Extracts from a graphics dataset
>>>>

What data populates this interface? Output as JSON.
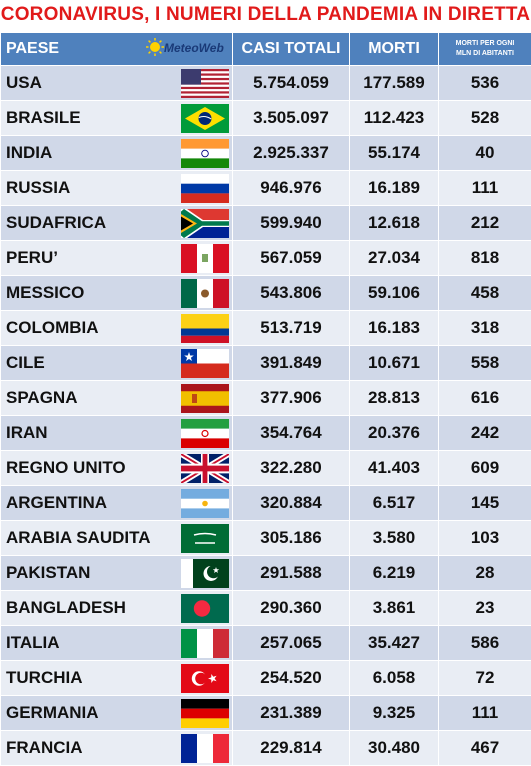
{
  "title": "CORONAVIRUS, I NUMERI DELLA PANDEMIA IN DIRETTA",
  "header": {
    "paese": "PAESE",
    "logo": "MeteoWeb",
    "casi": "CASI TOTALI",
    "morti": "MORTI",
    "mln_line1": "MORTI PER OGNI",
    "mln_line2": "MLN DI ABITANTI"
  },
  "rows": [
    {
      "paese": "USA",
      "casi": "5.754.059",
      "morti": "177.589",
      "mln": "536",
      "flag": "usa-flag"
    },
    {
      "paese": "BRASILE",
      "casi": "3.505.097",
      "morti": "112.423",
      "mln": "528",
      "flag": "brazil-flag"
    },
    {
      "paese": "INDIA",
      "casi": "2.925.337",
      "morti": "55.174",
      "mln": "40",
      "flag": "india-flag"
    },
    {
      "paese": "RUSSIA",
      "casi": "946.976",
      "morti": "16.189",
      "mln": "111",
      "flag": "russia-flag"
    },
    {
      "paese": "SUDAFRICA",
      "casi": "599.940",
      "morti": "12.618",
      "mln": "212",
      "flag": "south-africa-flag"
    },
    {
      "paese": "PERU’",
      "casi": "567.059",
      "morti": "27.034",
      "mln": "818",
      "flag": "peru-flag"
    },
    {
      "paese": "MESSICO",
      "casi": "543.806",
      "morti": "59.106",
      "mln": "458",
      "flag": "mexico-flag"
    },
    {
      "paese": "COLOMBIA",
      "casi": "513.719",
      "morti": "16.183",
      "mln": "318",
      "flag": "colombia-flag"
    },
    {
      "paese": "CILE",
      "casi": "391.849",
      "morti": "10.671",
      "mln": "558",
      "flag": "chile-flag"
    },
    {
      "paese": "SPAGNA",
      "casi": "377.906",
      "morti": "28.813",
      "mln": "616",
      "flag": "spain-flag"
    },
    {
      "paese": "IRAN",
      "casi": "354.764",
      "morti": "20.376",
      "mln": "242",
      "flag": "iran-flag"
    },
    {
      "paese": "REGNO UNITO",
      "casi": "322.280",
      "morti": "41.403",
      "mln": "609",
      "flag": "uk-flag"
    },
    {
      "paese": "ARGENTINA",
      "casi": "320.884",
      "morti": "6.517",
      "mln": "145",
      "flag": "argentina-flag"
    },
    {
      "paese": "ARABIA SAUDITA",
      "casi": "305.186",
      "morti": "3.580",
      "mln": "103",
      "flag": "saudi-arabia-flag"
    },
    {
      "paese": "PAKISTAN",
      "casi": "291.588",
      "morti": "6.219",
      "mln": "28",
      "flag": "pakistan-flag"
    },
    {
      "paese": "BANGLADESH",
      "casi": "290.360",
      "morti": "3.861",
      "mln": "23",
      "flag": "bangladesh-flag"
    },
    {
      "paese": "ITALIA",
      "casi": "257.065",
      "morti": "35.427",
      "mln": "586",
      "flag": "italy-flag"
    },
    {
      "paese": "TURCHIA",
      "casi": "254.520",
      "morti": "6.058",
      "mln": "72",
      "flag": "turkey-flag"
    },
    {
      "paese": "GERMANIA",
      "casi": "231.389",
      "morti": "9.325",
      "mln": "111",
      "flag": "germany-flag"
    },
    {
      "paese": "FRANCIA",
      "casi": "229.814",
      "morti": "30.480",
      "mln": "467",
      "flag": "france-flag"
    }
  ]
}
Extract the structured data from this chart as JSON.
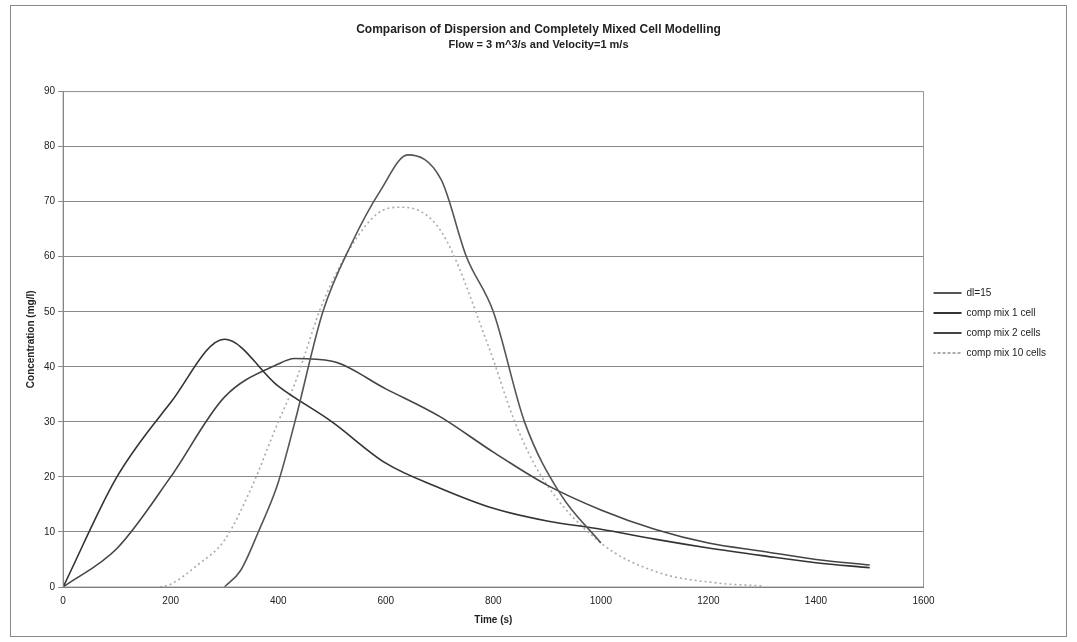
{
  "chart_data": {
    "type": "line",
    "title": "Comparison of Dispersion and Completely Mixed Cell Modelling",
    "subtitle": "Flow = 3 m^3/s and Velocity=1 m/s",
    "xlabel": "Time (s)",
    "ylabel": "Concentration (mg/l)",
    "xlim": [
      0,
      1600
    ],
    "xticks": [
      0,
      200,
      400,
      600,
      800,
      1000,
      1200,
      1400,
      1600
    ],
    "ylim": [
      0,
      90
    ],
    "yticks": [
      0,
      10,
      20,
      30,
      40,
      50,
      60,
      70,
      80,
      90
    ],
    "grid": "y",
    "legend": "right",
    "marker": "none",
    "series": [
      {
        "name": "dl=15",
        "color": "#555555",
        "line_style": "solid",
        "x": [
          300,
          330,
          363,
          400,
          431,
          483,
          537,
          590,
          641,
          703,
          750,
          800,
          858,
          924,
          1000
        ],
        "values": [
          0,
          3,
          10,
          19,
          30,
          50,
          62.5,
          72,
          78.5,
          74,
          60,
          50,
          30,
          17,
          8
        ]
      },
      {
        "name": "comp mix 1 cell",
        "color": "#333333",
        "line_style": "solid",
        "x": [
          0,
          100,
          200,
          300,
          400,
          500,
          600,
          700,
          800,
          900,
          1000,
          1100,
          1200,
          1300,
          1400,
          1500
        ],
        "values": [
          0,
          20,
          33.5,
          45,
          36.5,
          30,
          22.5,
          18,
          14.3,
          12,
          10.5,
          8.7,
          7.1,
          5.7,
          4.4,
          3.5
        ]
      },
      {
        "name": "comp mix 2 cells",
        "color": "#444444",
        "line_style": "solid",
        "x": [
          0,
          100,
          200,
          300,
          400,
          430,
          500,
          600,
          700,
          800,
          900,
          1000,
          1100,
          1200,
          1300,
          1400,
          1500
        ],
        "values": [
          0,
          7,
          20,
          34.5,
          40.5,
          41.5,
          41,
          36,
          31,
          24.5,
          18.5,
          14,
          10.5,
          8,
          6.5,
          5,
          4
        ]
      },
      {
        "name": "comp mix 10 cells",
        "color": "#aaaaaa",
        "line_style": "dotted",
        "x": [
          180,
          200,
          250,
          300,
          350,
          400,
          431,
          483,
          550,
          596,
          630,
          703,
          790,
          840,
          890,
          1000,
          1105,
          1219,
          1300
        ],
        "values": [
          0,
          0.5,
          4,
          8.5,
          18,
          30,
          37,
          51.7,
          64,
          68.5,
          69,
          64.6,
          44,
          30,
          20,
          8,
          2.7,
          0.7,
          0.2
        ]
      }
    ]
  }
}
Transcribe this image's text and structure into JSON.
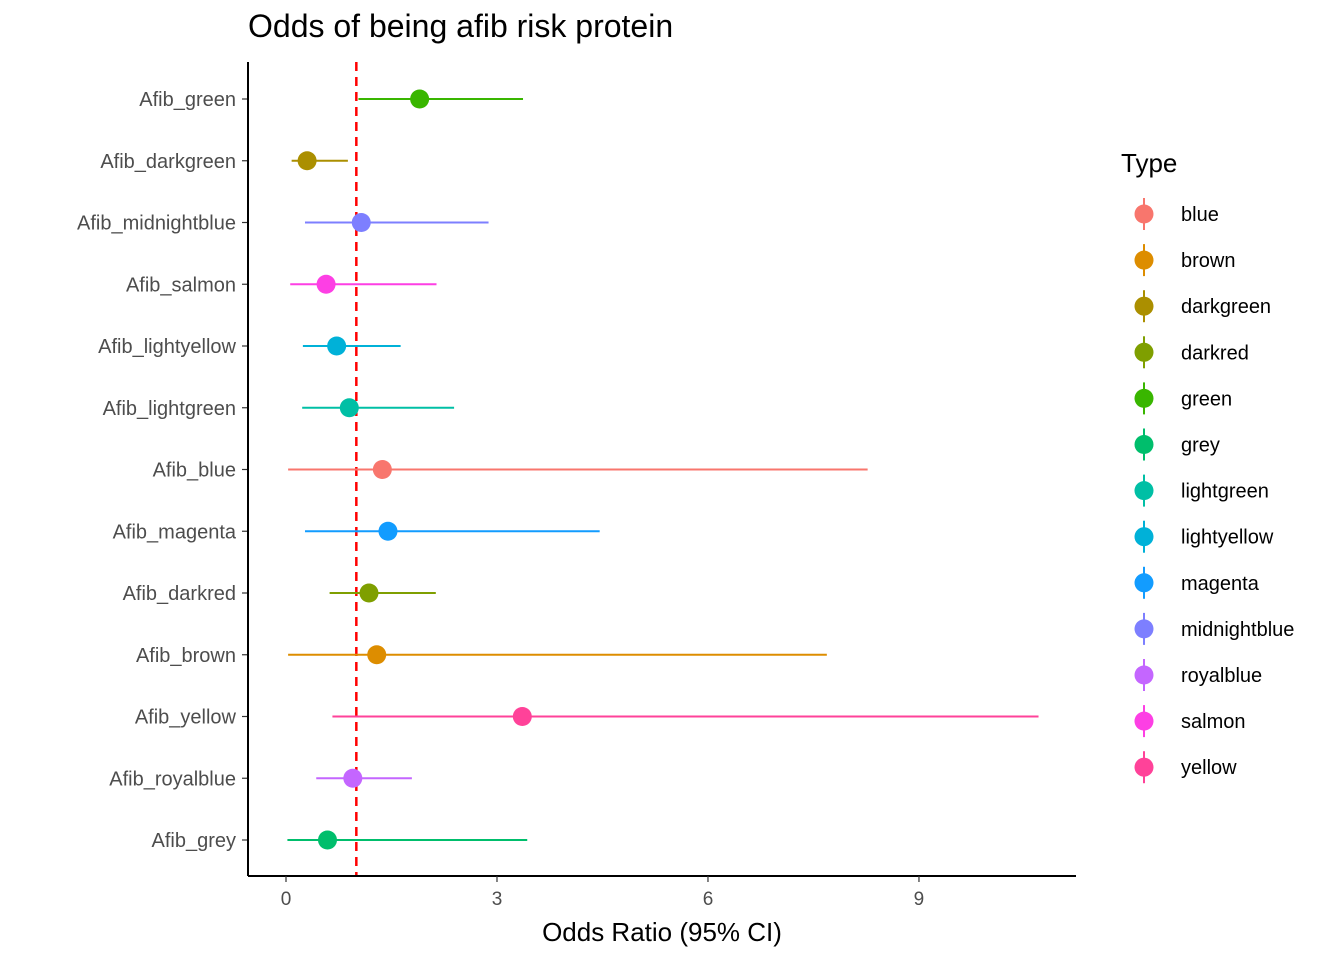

<<<<

> [Task objective]
Your task is to restate every record word for word. Omit all pictures.

> [Exercise answer]
What data populates this interface? Output as JSON.
{
  "title": "CORONAVIRUS, I NUMERI DELLA PANDEMIA IN DIRETTA",
  "header": {
    "paese": "PAESE",
    "logo": "MeteoWeb",
    "casi": "CASI TOTALI",
    "morti": "MORTI",
    "mln_line1": "MORTI PER OGNI",
    "mln_line2": "MLN DI ABITANTI"
  },
  "rows": [
    {
      "paese": "USA",
      "casi": "5.754.059",
      "morti": "177.589",
      "mln": "536",
      "flag": "usa-flag"
    },
    {
      "paese": "BRASILE",
      "casi": "3.505.097",
      "morti": "112.423",
      "mln": "528",
      "flag": "brazil-flag"
    },
    {
      "paese": "INDIA",
      "casi": "2.925.337",
      "morti": "55.174",
      "mln": "40",
      "flag": "india-flag"
    },
    {
      "paese": "RUSSIA",
      "casi": "946.976",
      "morti": "16.189",
      "mln": "111",
      "flag": "russia-flag"
    },
    {
      "paese": "SUDAFRICA",
      "casi": "599.940",
      "morti": "12.618",
      "mln": "212",
      "flag": "south-africa-flag"
    },
    {
      "paese": "PERU’",
      "casi": "567.059",
      "morti": "27.034",
      "mln": "818",
      "flag": "peru-flag"
    },
    {
      "paese": "MESSICO",
      "casi": "543.806",
      "morti": "59.106",
      "mln": "458",
      "flag": "mexico-flag"
    },
    {
      "paese": "COLOMBIA",
      "casi": "513.719",
      "morti": "16.183",
      "mln": "318",
      "flag": "colombia-flag"
    },
    {
      "paese": "CILE",
      "casi": "391.849",
      "morti": "10.671",
      "mln": "558",
      "flag": "chile-flag"
    },
    {
      "paese": "SPAGNA",
      "casi": "377.906",
      "morti": "28.813",
      "mln": "616",
      "flag": "spain-flag"
    },
    {
      "paese": "IRAN",
      "casi": "354.764",
      "morti": "20.376",
      "mln": "242",
      "flag": "iran-flag"
    },
    {
      "paese": "REGNO UNITO",
      "casi": "322.280",
      "morti": "41.403",
      "mln": "609",
      "flag": "uk-flag"
    },
    {
      "paese": "ARGENTINA",
      "casi": "320.884",
      "morti": "6.517",
      "mln": "145",
      "flag": "argentina-flag"
    },
    {
      "paese": "ARABIA SAUDITA",
      "casi": "305.186",
      "morti": "3.580",
      "mln": "103",
      "flag": "saudi-arabia-flag"
    },
    {
      "paese": "PAKISTAN",
      "casi": "291.588",
      "morti": "6.219",
      "mln": "28",
      "flag": "pakistan-flag"
    },
    {
      "paese": "BANGLADESH",
      "casi": "290.360",
      "morti": "3.861",
      "mln": "23",
      "flag": "bangladesh-flag"
    },
    {
      "paese": "ITALIA",
      "casi": "257.065",
      "morti": "35.427",
      "mln": "586",
      "flag": "italy-flag"
    },
    {
      "paese": "TURCHIA",
      "casi": "254.520",
      "morti": "6.058",
      "mln": "72",
      "flag": "turkey-flag"
    },
    {
      "paese": "GERMANIA",
      "casi": "231.389",
      "morti": "9.325",
      "mln": "111",
      "flag": "germany-flag"
    },
    {
      "paese": "FRANCIA",
      "casi": "229.814",
      "morti": "30.480",
      "mln": "467",
      "flag": "france-flag"
    }
  ]
}
Extract the structured data from this chart as JSON.
{
  "chart_data": {
    "type": "line",
    "title": "Comparison of Dispersion and Completely Mixed Cell Modelling",
    "subtitle": "Flow = 3 m^3/s and Velocity=1 m/s",
    "xlabel": "Time (s)",
    "ylabel": "Concentration (mg/l)",
    "xlim": [
      0,
      1600
    ],
    "xticks": [
      0,
      200,
      400,
      600,
      800,
      1000,
      1200,
      1400,
      1600
    ],
    "ylim": [
      0,
      90
    ],
    "yticks": [
      0,
      10,
      20,
      30,
      40,
      50,
      60,
      70,
      80,
      90
    ],
    "grid": "y",
    "legend": "right",
    "marker": "none",
    "series": [
      {
        "name": "dl=15",
        "color": "#555555",
        "line_style": "solid",
        "x": [
          300,
          330,
          363,
          400,
          431,
          483,
          537,
          590,
          641,
          703,
          750,
          800,
          858,
          924,
          1000
        ],
        "values": [
          0,
          3,
          10,
          19,
          30,
          50,
          62.5,
          72,
          78.5,
          74,
          60,
          50,
          30,
          17,
          8
        ]
      },
      {
        "name": "comp mix 1 cell",
        "color": "#333333",
        "line_style": "solid",
        "x": [
          0,
          100,
          200,
          300,
          400,
          500,
          600,
          700,
          800,
          900,
          1000,
          1100,
          1200,
          1300,
          1400,
          1500
        ],
        "values": [
          0,
          20,
          33.5,
          45,
          36.5,
          30,
          22.5,
          18,
          14.3,
          12,
          10.5,
          8.7,
          7.1,
          5.7,
          4.4,
          3.5
        ]
      },
      {
        "name": "comp mix 2 cells",
        "color": "#444444",
        "line_style": "solid",
        "x": [
          0,
          100,
          200,
          300,
          400,
          430,
          500,
          600,
          700,
          800,
          900,
          1000,
          1100,
          1200,
          1300,
          1400,
          1500
        ],
        "values": [
          0,
          7,
          20,
          34.5,
          40.5,
          41.5,
          41,
          36,
          31,
          24.5,
          18.5,
          14,
          10.5,
          8,
          6.5,
          5,
          4
        ]
      },
      {
        "name": "comp mix 10 cells",
        "color": "#aaaaaa",
        "line_style": "dotted",
        "x": [
          180,
          200,
          250,
          300,
          350,
          400,
          431,
          483,
          550,
          596,
          630,
          703,
          790,
          840,
          890,
          1000,
          1105,
          1219,
          1300
        ],
        "values": [
          0,
          0.5,
          4,
          8.5,
          18,
          30,
          37,
          51.7,
          64,
          68.5,
          69,
          64.6,
          44,
          30,
          20,
          8,
          2.7,
          0.7,
          0.2
        ]
      }
    ]
  }
}
Transcribe this image's text and structure into JSON.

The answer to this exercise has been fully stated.